◆ Prompt ◆
Render the material again word for word, skipping the pictures in it.

◆ Data to use ◆
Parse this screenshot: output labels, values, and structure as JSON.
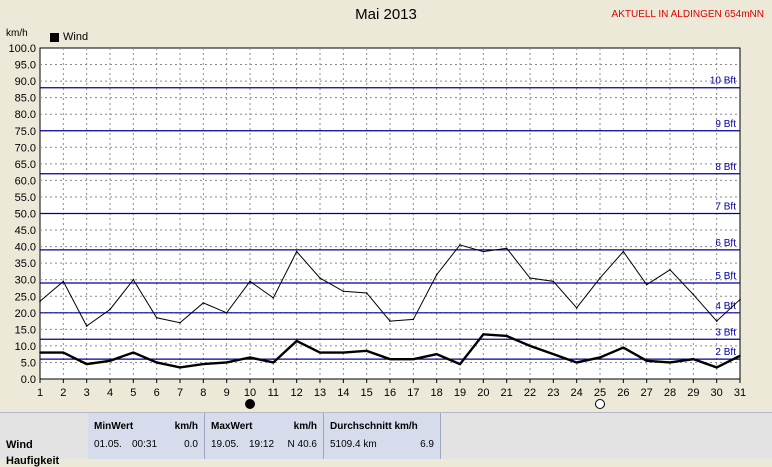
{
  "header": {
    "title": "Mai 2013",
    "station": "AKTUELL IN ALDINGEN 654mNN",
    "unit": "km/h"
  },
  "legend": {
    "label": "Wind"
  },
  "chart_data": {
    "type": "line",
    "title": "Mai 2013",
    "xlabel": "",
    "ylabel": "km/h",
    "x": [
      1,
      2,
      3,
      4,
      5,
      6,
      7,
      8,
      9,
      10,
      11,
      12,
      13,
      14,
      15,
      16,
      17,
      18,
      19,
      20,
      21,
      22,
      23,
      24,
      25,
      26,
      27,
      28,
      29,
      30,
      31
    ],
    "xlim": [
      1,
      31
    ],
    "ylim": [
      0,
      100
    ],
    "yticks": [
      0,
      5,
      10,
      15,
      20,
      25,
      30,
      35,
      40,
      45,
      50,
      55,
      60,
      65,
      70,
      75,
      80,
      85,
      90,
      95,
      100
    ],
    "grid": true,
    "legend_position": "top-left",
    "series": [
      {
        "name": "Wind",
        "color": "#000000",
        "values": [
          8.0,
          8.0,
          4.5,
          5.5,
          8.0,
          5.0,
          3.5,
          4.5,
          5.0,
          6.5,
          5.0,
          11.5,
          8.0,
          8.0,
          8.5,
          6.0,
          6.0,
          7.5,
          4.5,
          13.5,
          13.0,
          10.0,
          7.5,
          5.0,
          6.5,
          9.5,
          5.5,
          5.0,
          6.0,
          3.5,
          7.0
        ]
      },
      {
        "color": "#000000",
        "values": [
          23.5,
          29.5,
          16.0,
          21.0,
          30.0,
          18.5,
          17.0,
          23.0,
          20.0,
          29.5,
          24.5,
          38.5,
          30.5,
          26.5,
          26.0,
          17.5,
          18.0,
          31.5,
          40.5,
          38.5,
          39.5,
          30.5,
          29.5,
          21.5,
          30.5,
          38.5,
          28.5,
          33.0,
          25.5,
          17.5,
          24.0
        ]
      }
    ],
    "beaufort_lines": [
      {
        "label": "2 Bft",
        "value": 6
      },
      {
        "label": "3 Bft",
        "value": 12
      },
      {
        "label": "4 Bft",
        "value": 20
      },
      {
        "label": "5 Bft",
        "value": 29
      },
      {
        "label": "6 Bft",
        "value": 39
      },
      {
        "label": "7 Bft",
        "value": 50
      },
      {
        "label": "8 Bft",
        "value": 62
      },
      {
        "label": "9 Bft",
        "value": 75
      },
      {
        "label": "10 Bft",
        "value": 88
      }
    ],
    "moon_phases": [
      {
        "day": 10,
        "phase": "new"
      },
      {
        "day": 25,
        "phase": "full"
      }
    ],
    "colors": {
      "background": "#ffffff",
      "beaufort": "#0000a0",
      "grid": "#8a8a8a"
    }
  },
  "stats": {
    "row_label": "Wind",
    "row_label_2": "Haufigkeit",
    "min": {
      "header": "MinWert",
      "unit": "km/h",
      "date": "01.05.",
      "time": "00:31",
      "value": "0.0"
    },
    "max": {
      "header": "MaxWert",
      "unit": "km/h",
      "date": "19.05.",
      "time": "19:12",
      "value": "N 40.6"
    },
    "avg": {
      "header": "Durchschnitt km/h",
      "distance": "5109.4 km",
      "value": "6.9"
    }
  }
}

◆ Written reply ◆
Parse this screenshot: output labels, values, and structure as JSON.
{
  "header": {
    "title": "Mai 2013",
    "station": "AKTUELL IN ALDINGEN 654mNN",
    "unit": "km/h"
  },
  "legend": {
    "label": "Wind"
  },
  "chart_data": {
    "type": "line",
    "title": "Mai 2013",
    "xlabel": "",
    "ylabel": "km/h",
    "x": [
      1,
      2,
      3,
      4,
      5,
      6,
      7,
      8,
      9,
      10,
      11,
      12,
      13,
      14,
      15,
      16,
      17,
      18,
      19,
      20,
      21,
      22,
      23,
      24,
      25,
      26,
      27,
      28,
      29,
      30,
      31
    ],
    "xlim": [
      1,
      31
    ],
    "ylim": [
      0,
      100
    ],
    "yticks": [
      0,
      5,
      10,
      15,
      20,
      25,
      30,
      35,
      40,
      45,
      50,
      55,
      60,
      65,
      70,
      75,
      80,
      85,
      90,
      95,
      100
    ],
    "grid": true,
    "legend_position": "top-left",
    "series": [
      {
        "name": "Wind",
        "color": "#000000",
        "values": [
          8.0,
          8.0,
          4.5,
          5.5,
          8.0,
          5.0,
          3.5,
          4.5,
          5.0,
          6.5,
          5.0,
          11.5,
          8.0,
          8.0,
          8.5,
          6.0,
          6.0,
          7.5,
          4.5,
          13.5,
          13.0,
          10.0,
          7.5,
          5.0,
          6.5,
          9.5,
          5.5,
          5.0,
          6.0,
          3.5,
          7.0
        ]
      },
      {
        "color": "#000000",
        "values": [
          23.5,
          29.5,
          16.0,
          21.0,
          30.0,
          18.5,
          17.0,
          23.0,
          20.0,
          29.5,
          24.5,
          38.5,
          30.5,
          26.5,
          26.0,
          17.5,
          18.0,
          31.5,
          40.5,
          38.5,
          39.5,
          30.5,
          29.5,
          21.5,
          30.5,
          38.5,
          28.5,
          33.0,
          25.5,
          17.5,
          24.0
        ]
      }
    ],
    "beaufort_lines": [
      {
        "label": "2 Bft",
        "value": 6
      },
      {
        "label": "3 Bft",
        "value": 12
      },
      {
        "label": "4 Bft",
        "value": 20
      },
      {
        "label": "5 Bft",
        "value": 29
      },
      {
        "label": "6 Bft",
        "value": 39
      },
      {
        "label": "7 Bft",
        "value": 50
      },
      {
        "label": "8 Bft",
        "value": 62
      },
      {
        "label": "9 Bft",
        "value": 75
      },
      {
        "label": "10 Bft",
        "value": 88
      }
    ],
    "moon_phases": [
      {
        "day": 10,
        "phase": "new"
      },
      {
        "day": 25,
        "phase": "full"
      }
    ],
    "colors": {
      "background": "#ffffff",
      "beaufort": "#0000a0",
      "grid": "#8a8a8a"
    }
  },
  "stats": {
    "row_label": "Wind",
    "row_label_2": "Haufigkeit",
    "min": {
      "header": "MinWert",
      "unit": "km/h",
      "date": "01.05.",
      "time": "00:31",
      "value": "0.0"
    },
    "max": {
      "header": "MaxWert",
      "unit": "km/h",
      "date": "19.05.",
      "time": "19:12",
      "value": "N 40.6"
    },
    "avg": {
      "header": "Durchschnitt km/h",
      "distance": "5109.4 km",
      "value": "6.9"
    }
  }
}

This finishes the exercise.